_STORED RECORDS_:
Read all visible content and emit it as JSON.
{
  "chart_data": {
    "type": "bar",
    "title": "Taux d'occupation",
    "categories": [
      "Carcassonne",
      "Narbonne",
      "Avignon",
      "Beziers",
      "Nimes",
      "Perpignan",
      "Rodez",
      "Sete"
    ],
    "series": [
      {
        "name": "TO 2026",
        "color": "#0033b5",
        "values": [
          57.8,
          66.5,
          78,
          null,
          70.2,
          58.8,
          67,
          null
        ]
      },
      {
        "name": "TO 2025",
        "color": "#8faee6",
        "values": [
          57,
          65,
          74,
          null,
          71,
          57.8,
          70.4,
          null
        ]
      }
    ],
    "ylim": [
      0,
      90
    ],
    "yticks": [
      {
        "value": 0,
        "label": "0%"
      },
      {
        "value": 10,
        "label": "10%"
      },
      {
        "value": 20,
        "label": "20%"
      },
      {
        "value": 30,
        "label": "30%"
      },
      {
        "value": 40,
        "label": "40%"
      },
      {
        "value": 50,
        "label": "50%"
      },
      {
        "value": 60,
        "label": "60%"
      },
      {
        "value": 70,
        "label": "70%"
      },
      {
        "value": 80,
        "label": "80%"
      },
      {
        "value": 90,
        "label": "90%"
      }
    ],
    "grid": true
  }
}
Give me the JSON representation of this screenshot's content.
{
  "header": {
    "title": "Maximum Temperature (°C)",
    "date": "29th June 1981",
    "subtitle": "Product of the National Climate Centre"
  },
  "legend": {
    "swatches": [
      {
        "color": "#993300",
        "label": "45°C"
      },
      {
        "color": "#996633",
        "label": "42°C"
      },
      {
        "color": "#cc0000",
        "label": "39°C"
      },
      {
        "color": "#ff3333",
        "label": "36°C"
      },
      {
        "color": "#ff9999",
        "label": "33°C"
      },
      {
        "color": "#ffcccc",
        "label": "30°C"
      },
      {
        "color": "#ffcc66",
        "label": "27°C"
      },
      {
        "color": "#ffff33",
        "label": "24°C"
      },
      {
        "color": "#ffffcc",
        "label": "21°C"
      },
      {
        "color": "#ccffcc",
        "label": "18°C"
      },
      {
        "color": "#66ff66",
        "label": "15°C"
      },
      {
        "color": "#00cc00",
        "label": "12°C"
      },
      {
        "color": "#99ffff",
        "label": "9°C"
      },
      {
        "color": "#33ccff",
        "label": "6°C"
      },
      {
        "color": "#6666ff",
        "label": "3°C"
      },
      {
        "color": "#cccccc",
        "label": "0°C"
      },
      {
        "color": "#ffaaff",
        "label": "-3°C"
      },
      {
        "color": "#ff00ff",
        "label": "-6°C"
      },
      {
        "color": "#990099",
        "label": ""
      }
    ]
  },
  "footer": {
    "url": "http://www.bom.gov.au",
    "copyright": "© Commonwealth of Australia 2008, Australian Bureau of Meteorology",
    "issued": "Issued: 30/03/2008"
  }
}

_WRITTEN PROBLEM_:
Repeat back the data above, exact to the last character.

_OUTPUT FOR THIS TASK_:
Read all visible content and emit it as JSON.
{
  "chart_data": {
    "type": "bar",
    "title": "Taux d'occupation",
    "categories": [
      "Carcassonne",
      "Narbonne",
      "Avignon",
      "Beziers",
      "Nimes",
      "Perpignan",
      "Rodez",
      "Sete"
    ],
    "series": [
      {
        "name": "TO 2026",
        "color": "#0033b5",
        "values": [
          57.8,
          66.5,
          78,
          null,
          70.2,
          58.8,
          67,
          null
        ]
      },
      {
        "name": "TO 2025",
        "color": "#8faee6",
        "values": [
          57,
          65,
          74,
          null,
          71,
          57.8,
          70.4,
          null
        ]
      }
    ],
    "ylim": [
      0,
      90
    ],
    "yticks": [
      {
        "value": 0,
        "label": "0%"
      },
      {
        "value": 10,
        "label": "10%"
      },
      {
        "value": 20,
        "label": "20%"
      },
      {
        "value": 30,
        "label": "30%"
      },
      {
        "value": 40,
        "label": "40%"
      },
      {
        "value": 50,
        "label": "50%"
      },
      {
        "value": 60,
        "label": "60%"
      },
      {
        "value": 70,
        "label": "70%"
      },
      {
        "value": 80,
        "label": "80%"
      },
      {
        "value": 90,
        "label": "90%"
      }
    ],
    "grid": true
  }
}
Give me the JSON representation of this screenshot's content.
{
  "header": {
    "title": "Maximum Temperature (°C)",
    "date": "29th June 1981",
    "subtitle": "Product of the National Climate Centre"
  },
  "legend": {
    "swatches": [
      {
        "color": "#993300",
        "label": "45°C"
      },
      {
        "color": "#996633",
        "label": "42°C"
      },
      {
        "color": "#cc0000",
        "label": "39°C"
      },
      {
        "color": "#ff3333",
        "label": "36°C"
      },
      {
        "color": "#ff9999",
        "label": "33°C"
      },
      {
        "color": "#ffcccc",
        "label": "30°C"
      },
      {
        "color": "#ffcc66",
        "label": "27°C"
      },
      {
        "color": "#ffff33",
        "label": "24°C"
      },
      {
        "color": "#ffffcc",
        "label": "21°C"
      },
      {
        "color": "#ccffcc",
        "label": "18°C"
      },
      {
        "color": "#66ff66",
        "label": "15°C"
      },
      {
        "color": "#00cc00",
        "label": "12°C"
      },
      {
        "color": "#99ffff",
        "label": "9°C"
      },
      {
        "color": "#33ccff",
        "label": "6°C"
      },
      {
        "color": "#6666ff",
        "label": "3°C"
      },
      {
        "color": "#cccccc",
        "label": "0°C"
      },
      {
        "color": "#ffaaff",
        "label": "-3°C"
      },
      {
        "color": "#ff00ff",
        "label": "-6°C"
      },
      {
        "color": "#990099",
        "label": ""
      }
    ]
  },
  "footer": {
    "url": "http://www.bom.gov.au",
    "copyright": "© Commonwealth of Australia 2008, Australian Bureau of Meteorology",
    "issued": "Issued: 30/03/2008"
  }
}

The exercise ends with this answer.